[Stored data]
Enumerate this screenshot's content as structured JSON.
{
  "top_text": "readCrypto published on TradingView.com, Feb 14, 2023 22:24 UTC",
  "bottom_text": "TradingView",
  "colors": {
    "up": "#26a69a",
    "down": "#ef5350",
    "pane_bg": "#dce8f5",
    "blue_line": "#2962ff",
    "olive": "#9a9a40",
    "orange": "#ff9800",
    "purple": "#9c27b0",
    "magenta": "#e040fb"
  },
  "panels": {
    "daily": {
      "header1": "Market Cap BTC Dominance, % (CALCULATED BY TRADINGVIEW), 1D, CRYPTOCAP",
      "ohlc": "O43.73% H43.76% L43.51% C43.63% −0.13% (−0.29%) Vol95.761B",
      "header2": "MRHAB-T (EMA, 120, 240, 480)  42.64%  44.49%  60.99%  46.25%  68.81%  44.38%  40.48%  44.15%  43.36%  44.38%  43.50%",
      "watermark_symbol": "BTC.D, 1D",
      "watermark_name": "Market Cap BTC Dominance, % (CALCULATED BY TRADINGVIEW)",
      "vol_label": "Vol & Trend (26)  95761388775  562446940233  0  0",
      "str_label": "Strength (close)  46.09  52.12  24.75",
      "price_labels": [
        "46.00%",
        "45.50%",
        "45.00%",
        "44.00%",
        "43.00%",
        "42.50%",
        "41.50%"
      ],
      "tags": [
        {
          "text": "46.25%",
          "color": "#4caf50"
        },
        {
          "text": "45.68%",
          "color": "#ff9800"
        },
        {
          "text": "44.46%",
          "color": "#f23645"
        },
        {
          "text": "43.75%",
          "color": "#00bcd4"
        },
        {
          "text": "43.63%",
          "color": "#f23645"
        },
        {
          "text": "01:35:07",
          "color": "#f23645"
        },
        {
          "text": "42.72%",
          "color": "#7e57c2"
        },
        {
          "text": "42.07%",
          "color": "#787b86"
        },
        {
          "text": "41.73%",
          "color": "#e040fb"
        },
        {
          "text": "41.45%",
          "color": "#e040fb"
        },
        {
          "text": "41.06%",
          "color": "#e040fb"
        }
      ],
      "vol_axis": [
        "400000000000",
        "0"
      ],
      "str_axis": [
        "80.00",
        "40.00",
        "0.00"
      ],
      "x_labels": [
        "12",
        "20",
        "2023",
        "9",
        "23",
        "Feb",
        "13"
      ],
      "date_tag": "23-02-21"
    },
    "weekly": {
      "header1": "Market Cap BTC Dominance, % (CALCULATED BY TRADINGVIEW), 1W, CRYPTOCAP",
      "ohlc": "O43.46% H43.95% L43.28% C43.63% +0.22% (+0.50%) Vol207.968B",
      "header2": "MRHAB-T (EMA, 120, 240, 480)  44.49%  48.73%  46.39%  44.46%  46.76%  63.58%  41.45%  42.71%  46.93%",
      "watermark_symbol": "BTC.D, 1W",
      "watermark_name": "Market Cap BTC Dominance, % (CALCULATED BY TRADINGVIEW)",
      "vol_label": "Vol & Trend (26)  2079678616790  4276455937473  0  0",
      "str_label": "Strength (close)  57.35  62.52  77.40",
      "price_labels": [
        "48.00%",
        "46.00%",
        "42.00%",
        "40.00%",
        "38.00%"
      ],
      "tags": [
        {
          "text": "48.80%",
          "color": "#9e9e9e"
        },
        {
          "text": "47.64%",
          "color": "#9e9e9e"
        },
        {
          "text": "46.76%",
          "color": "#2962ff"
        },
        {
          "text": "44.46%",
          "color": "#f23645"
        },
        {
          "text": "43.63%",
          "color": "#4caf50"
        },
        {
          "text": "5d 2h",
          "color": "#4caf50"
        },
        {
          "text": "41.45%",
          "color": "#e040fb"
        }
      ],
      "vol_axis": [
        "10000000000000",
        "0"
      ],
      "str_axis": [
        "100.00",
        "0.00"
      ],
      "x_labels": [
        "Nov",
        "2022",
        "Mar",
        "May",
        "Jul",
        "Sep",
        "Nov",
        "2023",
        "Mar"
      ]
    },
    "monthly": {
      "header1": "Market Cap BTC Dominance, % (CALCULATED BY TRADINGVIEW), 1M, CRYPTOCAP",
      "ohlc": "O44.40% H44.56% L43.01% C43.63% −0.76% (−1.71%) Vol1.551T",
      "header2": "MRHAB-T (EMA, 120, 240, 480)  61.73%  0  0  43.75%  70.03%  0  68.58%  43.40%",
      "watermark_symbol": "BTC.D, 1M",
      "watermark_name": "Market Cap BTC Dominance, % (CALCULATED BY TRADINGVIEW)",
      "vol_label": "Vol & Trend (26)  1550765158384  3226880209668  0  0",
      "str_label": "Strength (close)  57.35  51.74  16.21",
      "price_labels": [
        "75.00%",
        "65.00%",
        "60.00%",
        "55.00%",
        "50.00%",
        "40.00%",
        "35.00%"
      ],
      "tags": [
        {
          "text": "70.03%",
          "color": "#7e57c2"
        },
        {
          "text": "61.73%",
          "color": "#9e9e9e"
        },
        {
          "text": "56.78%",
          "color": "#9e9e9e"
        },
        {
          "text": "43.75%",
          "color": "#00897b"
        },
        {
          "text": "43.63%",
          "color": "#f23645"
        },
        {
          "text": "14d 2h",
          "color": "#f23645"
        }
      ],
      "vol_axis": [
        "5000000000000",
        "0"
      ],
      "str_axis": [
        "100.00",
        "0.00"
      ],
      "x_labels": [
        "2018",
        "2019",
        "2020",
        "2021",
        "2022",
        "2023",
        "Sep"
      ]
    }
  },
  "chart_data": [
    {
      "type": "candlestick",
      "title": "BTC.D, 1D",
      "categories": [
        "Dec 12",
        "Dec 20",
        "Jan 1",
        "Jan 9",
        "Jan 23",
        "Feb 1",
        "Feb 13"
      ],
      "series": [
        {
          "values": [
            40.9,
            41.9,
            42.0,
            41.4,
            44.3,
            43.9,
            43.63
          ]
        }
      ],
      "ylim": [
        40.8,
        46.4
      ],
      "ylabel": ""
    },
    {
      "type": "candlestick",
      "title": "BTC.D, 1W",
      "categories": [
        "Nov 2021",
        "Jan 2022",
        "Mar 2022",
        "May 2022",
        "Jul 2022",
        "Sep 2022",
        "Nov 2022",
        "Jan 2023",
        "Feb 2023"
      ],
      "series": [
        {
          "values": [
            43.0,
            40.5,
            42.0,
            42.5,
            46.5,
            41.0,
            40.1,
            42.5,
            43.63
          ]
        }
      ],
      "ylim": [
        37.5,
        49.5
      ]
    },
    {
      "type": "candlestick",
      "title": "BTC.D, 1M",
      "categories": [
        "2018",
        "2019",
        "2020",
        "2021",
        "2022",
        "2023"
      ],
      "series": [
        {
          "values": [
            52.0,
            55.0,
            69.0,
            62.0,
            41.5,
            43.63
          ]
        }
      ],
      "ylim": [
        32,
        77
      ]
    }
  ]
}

What the exercise asks:
Every record shown above must be echoed exactly.

Reply to the task:
Enumerate this screenshot's content as structured JSON.
{
  "top_text": "readCrypto published on TradingView.com, Feb 14, 2023 22:24 UTC",
  "bottom_text": "TradingView",
  "colors": {
    "up": "#26a69a",
    "down": "#ef5350",
    "pane_bg": "#dce8f5",
    "blue_line": "#2962ff",
    "olive": "#9a9a40",
    "orange": "#ff9800",
    "purple": "#9c27b0",
    "magenta": "#e040fb"
  },
  "panels": {
    "daily": {
      "header1": "Market Cap BTC Dominance, % (CALCULATED BY TRADINGVIEW), 1D, CRYPTOCAP",
      "ohlc": "O43.73% H43.76% L43.51% C43.63% −0.13% (−0.29%) Vol95.761B",
      "header2": "MRHAB-T (EMA, 120, 240, 480)  42.64%  44.49%  60.99%  46.25%  68.81%  44.38%  40.48%  44.15%  43.36%  44.38%  43.50%",
      "watermark_symbol": "BTC.D, 1D",
      "watermark_name": "Market Cap BTC Dominance, % (CALCULATED BY TRADINGVIEW)",
      "vol_label": "Vol & Trend (26)  95761388775  562446940233  0  0",
      "str_label": "Strength (close)  46.09  52.12  24.75",
      "price_labels": [
        "46.00%",
        "45.50%",
        "45.00%",
        "44.00%",
        "43.00%",
        "42.50%",
        "41.50%"
      ],
      "tags": [
        {
          "text": "46.25%",
          "color": "#4caf50"
        },
        {
          "text": "45.68%",
          "color": "#ff9800"
        },
        {
          "text": "44.46%",
          "color": "#f23645"
        },
        {
          "text": "43.75%",
          "color": "#00bcd4"
        },
        {
          "text": "43.63%",
          "color": "#f23645"
        },
        {
          "text": "01:35:07",
          "color": "#f23645"
        },
        {
          "text": "42.72%",
          "color": "#7e57c2"
        },
        {
          "text": "42.07%",
          "color": "#787b86"
        },
        {
          "text": "41.73%",
          "color": "#e040fb"
        },
        {
          "text": "41.45%",
          "color": "#e040fb"
        },
        {
          "text": "41.06%",
          "color": "#e040fb"
        }
      ],
      "vol_axis": [
        "400000000000",
        "0"
      ],
      "str_axis": [
        "80.00",
        "40.00",
        "0.00"
      ],
      "x_labels": [
        "12",
        "20",
        "2023",
        "9",
        "23",
        "Feb",
        "13"
      ],
      "date_tag": "23-02-21"
    },
    "weekly": {
      "header1": "Market Cap BTC Dominance, % (CALCULATED BY TRADINGVIEW), 1W, CRYPTOCAP",
      "ohlc": "O43.46% H43.95% L43.28% C43.63% +0.22% (+0.50%) Vol207.968B",
      "header2": "MRHAB-T (EMA, 120, 240, 480)  44.49%  48.73%  46.39%  44.46%  46.76%  63.58%  41.45%  42.71%  46.93%",
      "watermark_symbol": "BTC.D, 1W",
      "watermark_name": "Market Cap BTC Dominance, % (CALCULATED BY TRADINGVIEW)",
      "vol_label": "Vol & Trend (26)  2079678616790  4276455937473  0  0",
      "str_label": "Strength (close)  57.35  62.52  77.40",
      "price_labels": [
        "48.00%",
        "46.00%",
        "42.00%",
        "40.00%",
        "38.00%"
      ],
      "tags": [
        {
          "text": "48.80%",
          "color": "#9e9e9e"
        },
        {
          "text": "47.64%",
          "color": "#9e9e9e"
        },
        {
          "text": "46.76%",
          "color": "#2962ff"
        },
        {
          "text": "44.46%",
          "color": "#f23645"
        },
        {
          "text": "43.63%",
          "color": "#4caf50"
        },
        {
          "text": "5d 2h",
          "color": "#4caf50"
        },
        {
          "text": "41.45%",
          "color": "#e040fb"
        }
      ],
      "vol_axis": [
        "10000000000000",
        "0"
      ],
      "str_axis": [
        "100.00",
        "0.00"
      ],
      "x_labels": [
        "Nov",
        "2022",
        "Mar",
        "May",
        "Jul",
        "Sep",
        "Nov",
        "2023",
        "Mar"
      ]
    },
    "monthly": {
      "header1": "Market Cap BTC Dominance, % (CALCULATED BY TRADINGVIEW), 1M, CRYPTOCAP",
      "ohlc": "O44.40% H44.56% L43.01% C43.63% −0.76% (−1.71%) Vol1.551T",
      "header2": "MRHAB-T (EMA, 120, 240, 480)  61.73%  0  0  43.75%  70.03%  0  68.58%  43.40%",
      "watermark_symbol": "BTC.D, 1M",
      "watermark_name": "Market Cap BTC Dominance, % (CALCULATED BY TRADINGVIEW)",
      "vol_label": "Vol & Trend (26)  1550765158384  3226880209668  0  0",
      "str_label": "Strength (close)  57.35  51.74  16.21",
      "price_labels": [
        "75.00%",
        "65.00%",
        "60.00%",
        "55.00%",
        "50.00%",
        "40.00%",
        "35.00%"
      ],
      "tags": [
        {
          "text": "70.03%",
          "color": "#7e57c2"
        },
        {
          "text": "61.73%",
          "color": "#9e9e9e"
        },
        {
          "text": "56.78%",
          "color": "#9e9e9e"
        },
        {
          "text": "43.75%",
          "color": "#00897b"
        },
        {
          "text": "43.63%",
          "color": "#f23645"
        },
        {
          "text": "14d 2h",
          "color": "#f23645"
        }
      ],
      "vol_axis": [
        "5000000000000",
        "0"
      ],
      "str_axis": [
        "100.00",
        "0.00"
      ],
      "x_labels": [
        "2018",
        "2019",
        "2020",
        "2021",
        "2022",
        "2023",
        "Sep"
      ]
    }
  },
  "chart_data": [
    {
      "type": "candlestick",
      "title": "BTC.D, 1D",
      "categories": [
        "Dec 12",
        "Dec 20",
        "Jan 1",
        "Jan 9",
        "Jan 23",
        "Feb 1",
        "Feb 13"
      ],
      "series": [
        {
          "values": [
            40.9,
            41.9,
            42.0,
            41.4,
            44.3,
            43.9,
            43.63
          ]
        }
      ],
      "ylim": [
        40.8,
        46.4
      ],
      "ylabel": ""
    },
    {
      "type": "candlestick",
      "title": "BTC.D, 1W",
      "categories": [
        "Nov 2021",
        "Jan 2022",
        "Mar 2022",
        "May 2022",
        "Jul 2022",
        "Sep 2022",
        "Nov 2022",
        "Jan 2023",
        "Feb 2023"
      ],
      "series": [
        {
          "values": [
            43.0,
            40.5,
            42.0,
            42.5,
            46.5,
            41.0,
            40.1,
            42.5,
            43.63
          ]
        }
      ],
      "ylim": [
        37.5,
        49.5
      ]
    },
    {
      "type": "candlestick",
      "title": "BTC.D, 1M",
      "categories": [
        "2018",
        "2019",
        "2020",
        "2021",
        "2022",
        "2023"
      ],
      "series": [
        {
          "values": [
            52.0,
            55.0,
            69.0,
            62.0,
            41.5,
            43.63
          ]
        }
      ],
      "ylim": [
        32,
        77
      ]
    }
  ]
}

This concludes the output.